* Extracted records *
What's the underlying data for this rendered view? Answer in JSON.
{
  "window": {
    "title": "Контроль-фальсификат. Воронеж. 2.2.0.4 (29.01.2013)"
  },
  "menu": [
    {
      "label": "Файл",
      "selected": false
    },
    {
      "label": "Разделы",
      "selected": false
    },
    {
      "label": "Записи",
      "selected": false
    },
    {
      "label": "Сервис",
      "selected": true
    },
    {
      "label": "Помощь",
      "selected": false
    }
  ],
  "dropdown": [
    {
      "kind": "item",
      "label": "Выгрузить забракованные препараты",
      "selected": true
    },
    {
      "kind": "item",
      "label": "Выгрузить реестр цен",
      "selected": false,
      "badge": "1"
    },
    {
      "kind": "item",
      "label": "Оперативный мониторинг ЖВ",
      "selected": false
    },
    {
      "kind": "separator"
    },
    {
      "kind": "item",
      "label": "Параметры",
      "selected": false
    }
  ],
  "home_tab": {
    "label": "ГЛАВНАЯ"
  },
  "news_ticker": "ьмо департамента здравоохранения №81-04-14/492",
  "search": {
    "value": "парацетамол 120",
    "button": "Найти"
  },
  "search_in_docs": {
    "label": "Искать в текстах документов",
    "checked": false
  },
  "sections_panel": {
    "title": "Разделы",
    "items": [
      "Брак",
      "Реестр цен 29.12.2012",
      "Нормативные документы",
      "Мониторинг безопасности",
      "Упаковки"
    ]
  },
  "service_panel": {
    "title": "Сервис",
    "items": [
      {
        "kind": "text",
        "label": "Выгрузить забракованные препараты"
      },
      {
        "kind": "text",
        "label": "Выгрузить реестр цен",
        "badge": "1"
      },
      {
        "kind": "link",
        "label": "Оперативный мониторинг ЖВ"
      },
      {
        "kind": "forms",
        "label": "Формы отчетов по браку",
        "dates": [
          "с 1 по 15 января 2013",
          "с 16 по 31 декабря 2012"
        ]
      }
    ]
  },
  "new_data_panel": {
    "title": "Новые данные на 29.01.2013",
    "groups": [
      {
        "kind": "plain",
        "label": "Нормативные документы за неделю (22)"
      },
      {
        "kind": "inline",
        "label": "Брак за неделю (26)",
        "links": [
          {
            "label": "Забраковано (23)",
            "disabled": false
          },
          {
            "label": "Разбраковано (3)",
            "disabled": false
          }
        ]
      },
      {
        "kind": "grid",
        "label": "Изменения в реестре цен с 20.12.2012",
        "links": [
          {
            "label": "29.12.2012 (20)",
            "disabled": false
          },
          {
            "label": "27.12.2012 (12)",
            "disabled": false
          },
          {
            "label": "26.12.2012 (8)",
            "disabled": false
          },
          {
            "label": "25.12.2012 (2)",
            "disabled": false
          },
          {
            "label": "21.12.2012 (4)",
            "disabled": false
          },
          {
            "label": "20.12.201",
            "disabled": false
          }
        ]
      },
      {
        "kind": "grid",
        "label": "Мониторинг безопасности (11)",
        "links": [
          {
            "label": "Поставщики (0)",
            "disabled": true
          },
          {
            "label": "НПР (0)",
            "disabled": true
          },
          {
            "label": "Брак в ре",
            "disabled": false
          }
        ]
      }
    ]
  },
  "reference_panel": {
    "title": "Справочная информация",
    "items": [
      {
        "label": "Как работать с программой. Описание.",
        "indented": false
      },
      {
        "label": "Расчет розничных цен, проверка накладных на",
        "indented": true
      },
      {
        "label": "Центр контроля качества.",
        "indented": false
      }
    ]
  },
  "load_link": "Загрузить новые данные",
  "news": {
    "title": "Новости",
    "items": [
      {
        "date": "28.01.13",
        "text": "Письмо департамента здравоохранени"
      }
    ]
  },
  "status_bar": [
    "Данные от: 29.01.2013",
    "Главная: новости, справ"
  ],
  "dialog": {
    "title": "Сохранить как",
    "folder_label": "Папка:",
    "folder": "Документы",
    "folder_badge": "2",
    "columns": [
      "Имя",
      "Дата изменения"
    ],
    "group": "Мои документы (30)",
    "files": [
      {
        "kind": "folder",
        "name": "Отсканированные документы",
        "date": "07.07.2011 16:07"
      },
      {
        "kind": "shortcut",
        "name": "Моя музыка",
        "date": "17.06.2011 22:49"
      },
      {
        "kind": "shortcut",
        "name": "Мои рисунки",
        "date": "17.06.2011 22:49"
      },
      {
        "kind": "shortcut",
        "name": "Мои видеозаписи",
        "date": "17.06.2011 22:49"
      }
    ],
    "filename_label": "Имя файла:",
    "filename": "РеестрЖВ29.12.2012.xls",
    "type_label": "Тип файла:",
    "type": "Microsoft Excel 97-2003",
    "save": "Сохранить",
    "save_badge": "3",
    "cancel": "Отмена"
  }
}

* OBJECTIVE *
Every entry in the listing must be retyped exactly.

* ANSWER FOR THIS EXERCISE *
What's the underlying data for this rendered view? Answer in JSON.
{
  "window": {
    "title": "Контроль-фальсификат. Воронеж. 2.2.0.4 (29.01.2013)"
  },
  "menu": [
    {
      "label": "Файл",
      "selected": false
    },
    {
      "label": "Разделы",
      "selected": false
    },
    {
      "label": "Записи",
      "selected": false
    },
    {
      "label": "Сервис",
      "selected": true
    },
    {
      "label": "Помощь",
      "selected": false
    }
  ],
  "dropdown": [
    {
      "kind": "item",
      "label": "Выгрузить забракованные препараты",
      "selected": true
    },
    {
      "kind": "item",
      "label": "Выгрузить реестр цен",
      "selected": false,
      "badge": "1"
    },
    {
      "kind": "item",
      "label": "Оперативный мониторинг ЖВ",
      "selected": false
    },
    {
      "kind": "separator"
    },
    {
      "kind": "item",
      "label": "Параметры",
      "selected": false
    }
  ],
  "home_tab": {
    "label": "ГЛАВНАЯ"
  },
  "news_ticker": "ьмо департамента здравоохранения №81-04-14/492",
  "search": {
    "value": "парацетамол 120",
    "button": "Найти"
  },
  "search_in_docs": {
    "label": "Искать в текстах документов",
    "checked": false
  },
  "sections_panel": {
    "title": "Разделы",
    "items": [
      "Брак",
      "Реестр цен 29.12.2012",
      "Нормативные документы",
      "Мониторинг безопасности",
      "Упаковки"
    ]
  },
  "service_panel": {
    "title": "Сервис",
    "items": [
      {
        "kind": "text",
        "label": "Выгрузить забракованные препараты"
      },
      {
        "kind": "text",
        "label": "Выгрузить реестр цен",
        "badge": "1"
      },
      {
        "kind": "link",
        "label": "Оперативный мониторинг ЖВ"
      },
      {
        "kind": "forms",
        "label": "Формы отчетов по браку",
        "dates": [
          "с 1 по 15 января 2013",
          "с 16 по 31 декабря 2012"
        ]
      }
    ]
  },
  "new_data_panel": {
    "title": "Новые данные на 29.01.2013",
    "groups": [
      {
        "kind": "plain",
        "label": "Нормативные документы за неделю (22)"
      },
      {
        "kind": "inline",
        "label": "Брак за неделю (26)",
        "links": [
          {
            "label": "Забраковано (23)",
            "disabled": false
          },
          {
            "label": "Разбраковано (3)",
            "disabled": false
          }
        ]
      },
      {
        "kind": "grid",
        "label": "Изменения в реестре цен с 20.12.2012",
        "links": [
          {
            "label": "29.12.2012 (20)",
            "disabled": false
          },
          {
            "label": "27.12.2012 (12)",
            "disabled": false
          },
          {
            "label": "26.12.2012 (8)",
            "disabled": false
          },
          {
            "label": "25.12.2012 (2)",
            "disabled": false
          },
          {
            "label": "21.12.2012 (4)",
            "disabled": false
          },
          {
            "label": "20.12.201",
            "disabled": false
          }
        ]
      },
      {
        "kind": "grid",
        "label": "Мониторинг безопасности (11)",
        "links": [
          {
            "label": "Поставщики (0)",
            "disabled": true
          },
          {
            "label": "НПР (0)",
            "disabled": true
          },
          {
            "label": "Брак в ре",
            "disabled": false
          }
        ]
      }
    ]
  },
  "reference_panel": {
    "title": "Справочная информация",
    "items": [
      {
        "label": "Как работать с программой. Описание.",
        "indented": false
      },
      {
        "label": "Расчет розничных цен, проверка накладных на",
        "indented": true
      },
      {
        "label": "Центр контроля качества.",
        "indented": false
      }
    ]
  },
  "load_link": "Загрузить новые данные",
  "news": {
    "title": "Новости",
    "items": [
      {
        "date": "28.01.13",
        "text": "Письмо департамента здравоохранени"
      }
    ]
  },
  "status_bar": [
    "Данные от: 29.01.2013",
    "Главная: новости, справ"
  ],
  "dialog": {
    "title": "Сохранить как",
    "folder_label": "Папка:",
    "folder": "Документы",
    "folder_badge": "2",
    "columns": [
      "Имя",
      "Дата изменения"
    ],
    "group": "Мои документы (30)",
    "files": [
      {
        "kind": "folder",
        "name": "Отсканированные документы",
        "date": "07.07.2011 16:07"
      },
      {
        "kind": "shortcut",
        "name": "Моя музыка",
        "date": "17.06.2011 22:49"
      },
      {
        "kind": "shortcut",
        "name": "Мои рисунки",
        "date": "17.06.2011 22:49"
      },
      {
        "kind": "shortcut",
        "name": "Мои видеозаписи",
        "date": "17.06.2011 22:49"
      }
    ],
    "filename_label": "Имя файла:",
    "filename": "РеестрЖВ29.12.2012.xls",
    "type_label": "Тип файла:",
    "type": "Microsoft Excel 97-2003",
    "save": "Сохранить",
    "save_badge": "3",
    "cancel": "Отмена"
  }
}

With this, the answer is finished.